[Start of Dataset entries]
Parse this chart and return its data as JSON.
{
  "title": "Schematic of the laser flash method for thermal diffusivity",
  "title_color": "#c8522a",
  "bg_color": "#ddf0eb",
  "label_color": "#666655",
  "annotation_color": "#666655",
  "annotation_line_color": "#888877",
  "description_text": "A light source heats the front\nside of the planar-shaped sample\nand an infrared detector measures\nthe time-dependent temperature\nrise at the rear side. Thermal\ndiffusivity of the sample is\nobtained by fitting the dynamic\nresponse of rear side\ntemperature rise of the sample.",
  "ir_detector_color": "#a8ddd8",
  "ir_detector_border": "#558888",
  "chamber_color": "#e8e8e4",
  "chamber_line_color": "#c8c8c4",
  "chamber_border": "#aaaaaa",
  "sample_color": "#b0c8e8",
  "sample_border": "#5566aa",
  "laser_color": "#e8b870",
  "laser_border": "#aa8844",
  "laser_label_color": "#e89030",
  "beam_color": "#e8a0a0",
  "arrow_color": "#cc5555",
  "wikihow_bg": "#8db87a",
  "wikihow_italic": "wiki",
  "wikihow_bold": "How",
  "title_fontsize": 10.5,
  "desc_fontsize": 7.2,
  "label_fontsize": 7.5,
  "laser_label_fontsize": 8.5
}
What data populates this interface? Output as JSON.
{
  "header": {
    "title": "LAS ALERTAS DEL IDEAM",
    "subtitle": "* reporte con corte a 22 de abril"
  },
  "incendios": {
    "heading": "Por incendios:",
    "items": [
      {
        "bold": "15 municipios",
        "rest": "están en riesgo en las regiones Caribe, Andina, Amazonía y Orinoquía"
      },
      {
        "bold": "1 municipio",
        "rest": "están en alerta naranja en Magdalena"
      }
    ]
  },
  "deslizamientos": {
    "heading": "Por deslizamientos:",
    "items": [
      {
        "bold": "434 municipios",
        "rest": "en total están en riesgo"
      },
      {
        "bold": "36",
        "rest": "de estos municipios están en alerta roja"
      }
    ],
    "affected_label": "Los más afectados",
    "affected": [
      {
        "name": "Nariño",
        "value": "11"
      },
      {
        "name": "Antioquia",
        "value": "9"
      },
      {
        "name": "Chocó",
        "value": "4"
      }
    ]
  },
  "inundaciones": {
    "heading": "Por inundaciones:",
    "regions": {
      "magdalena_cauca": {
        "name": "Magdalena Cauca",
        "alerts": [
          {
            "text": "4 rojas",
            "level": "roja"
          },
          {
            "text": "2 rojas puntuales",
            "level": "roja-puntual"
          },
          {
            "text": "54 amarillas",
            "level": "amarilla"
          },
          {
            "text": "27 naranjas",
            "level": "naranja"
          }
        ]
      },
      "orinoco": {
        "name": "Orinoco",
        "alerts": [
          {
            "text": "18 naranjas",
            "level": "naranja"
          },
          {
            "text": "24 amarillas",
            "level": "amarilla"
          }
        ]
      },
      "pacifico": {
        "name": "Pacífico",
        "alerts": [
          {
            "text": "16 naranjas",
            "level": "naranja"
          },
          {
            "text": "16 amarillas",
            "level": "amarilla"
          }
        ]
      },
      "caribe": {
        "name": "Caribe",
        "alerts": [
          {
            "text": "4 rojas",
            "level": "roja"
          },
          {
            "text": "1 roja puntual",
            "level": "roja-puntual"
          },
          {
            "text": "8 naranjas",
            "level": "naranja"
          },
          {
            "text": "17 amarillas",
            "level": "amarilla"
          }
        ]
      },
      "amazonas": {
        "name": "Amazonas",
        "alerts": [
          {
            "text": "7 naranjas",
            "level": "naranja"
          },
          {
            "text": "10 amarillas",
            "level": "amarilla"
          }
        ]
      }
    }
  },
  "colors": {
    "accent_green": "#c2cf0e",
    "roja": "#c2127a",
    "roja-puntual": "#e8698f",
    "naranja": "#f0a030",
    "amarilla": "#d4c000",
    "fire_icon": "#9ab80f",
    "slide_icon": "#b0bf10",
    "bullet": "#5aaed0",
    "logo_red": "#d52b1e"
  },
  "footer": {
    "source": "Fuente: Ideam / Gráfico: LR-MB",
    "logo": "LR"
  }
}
[End of Dataset entries]
> Task to carry out:
The records above should be duplicated in full, exactly as given.

> Task result:
Parse this chart and return its data as JSON.
{
  "title": "Schematic of the laser flash method for thermal diffusivity",
  "title_color": "#c8522a",
  "bg_color": "#ddf0eb",
  "label_color": "#666655",
  "annotation_color": "#666655",
  "annotation_line_color": "#888877",
  "description_text": "A light source heats the front\nside of the planar-shaped sample\nand an infrared detector measures\nthe time-dependent temperature\nrise at the rear side. Thermal\ndiffusivity of the sample is\nobtained by fitting the dynamic\nresponse of rear side\ntemperature rise of the sample.",
  "ir_detector_color": "#a8ddd8",
  "ir_detector_border": "#558888",
  "chamber_color": "#e8e8e4",
  "chamber_line_color": "#c8c8c4",
  "chamber_border": "#aaaaaa",
  "sample_color": "#b0c8e8",
  "sample_border": "#5566aa",
  "laser_color": "#e8b870",
  "laser_border": "#aa8844",
  "laser_label_color": "#e89030",
  "beam_color": "#e8a0a0",
  "arrow_color": "#cc5555",
  "wikihow_bg": "#8db87a",
  "wikihow_italic": "wiki",
  "wikihow_bold": "How",
  "title_fontsize": 10.5,
  "desc_fontsize": 7.2,
  "label_fontsize": 7.5,
  "laser_label_fontsize": 8.5
}
What data populates this interface? Output as JSON.
{
  "header": {
    "title": "LAS ALERTAS DEL IDEAM",
    "subtitle": "* reporte con corte a 22 de abril"
  },
  "incendios": {
    "heading": "Por incendios:",
    "items": [
      {
        "bold": "15 municipios",
        "rest": "están en riesgo en las regiones Caribe, Andina, Amazonía y Orinoquía"
      },
      {
        "bold": "1 municipio",
        "rest": "están en alerta naranja en Magdalena"
      }
    ]
  },
  "deslizamientos": {
    "heading": "Por deslizamientos:",
    "items": [
      {
        "bold": "434 municipios",
        "rest": "en total están en riesgo"
      },
      {
        "bold": "36",
        "rest": "de estos municipios están en alerta roja"
      }
    ],
    "affected_label": "Los más afectados",
    "affected": [
      {
        "name": "Nariño",
        "value": "11"
      },
      {
        "name": "Antioquia",
        "value": "9"
      },
      {
        "name": "Chocó",
        "value": "4"
      }
    ]
  },
  "inundaciones": {
    "heading": "Por inundaciones:",
    "regions": {
      "magdalena_cauca": {
        "name": "Magdalena Cauca",
        "alerts": [
          {
            "text": "4 rojas",
            "level": "roja"
          },
          {
            "text": "2 rojas puntuales",
            "level": "roja-puntual"
          },
          {
            "text": "54 amarillas",
            "level": "amarilla"
          },
          {
            "text": "27 naranjas",
            "level": "naranja"
          }
        ]
      },
      "orinoco": {
        "name": "Orinoco",
        "alerts": [
          {
            "text": "18 naranjas",
            "level": "naranja"
          },
          {
            "text": "24 amarillas",
            "level": "amarilla"
          }
        ]
      },
      "pacifico": {
        "name": "Pacífico",
        "alerts": [
          {
            "text": "16 naranjas",
            "level": "naranja"
          },
          {
            "text": "16 amarillas",
            "level": "amarilla"
          }
        ]
      },
      "caribe": {
        "name": "Caribe",
        "alerts": [
          {
            "text": "4 rojas",
            "level": "roja"
          },
          {
            "text": "1 roja puntual",
            "level": "roja-puntual"
          },
          {
            "text": "8 naranjas",
            "level": "naranja"
          },
          {
            "text": "17 amarillas",
            "level": "amarilla"
          }
        ]
      },
      "amazonas": {
        "name": "Amazonas",
        "alerts": [
          {
            "text": "7 naranjas",
            "level": "naranja"
          },
          {
            "text": "10 amarillas",
            "level": "amarilla"
          }
        ]
      }
    }
  },
  "colors": {
    "accent_green": "#c2cf0e",
    "roja": "#c2127a",
    "roja-puntual": "#e8698f",
    "naranja": "#f0a030",
    "amarilla": "#d4c000",
    "fire_icon": "#9ab80f",
    "slide_icon": "#b0bf10",
    "bullet": "#5aaed0",
    "logo_red": "#d52b1e"
  },
  "footer": {
    "source": "Fuente: Ideam / Gráfico: LR-MB",
    "logo": "LR"
  }
}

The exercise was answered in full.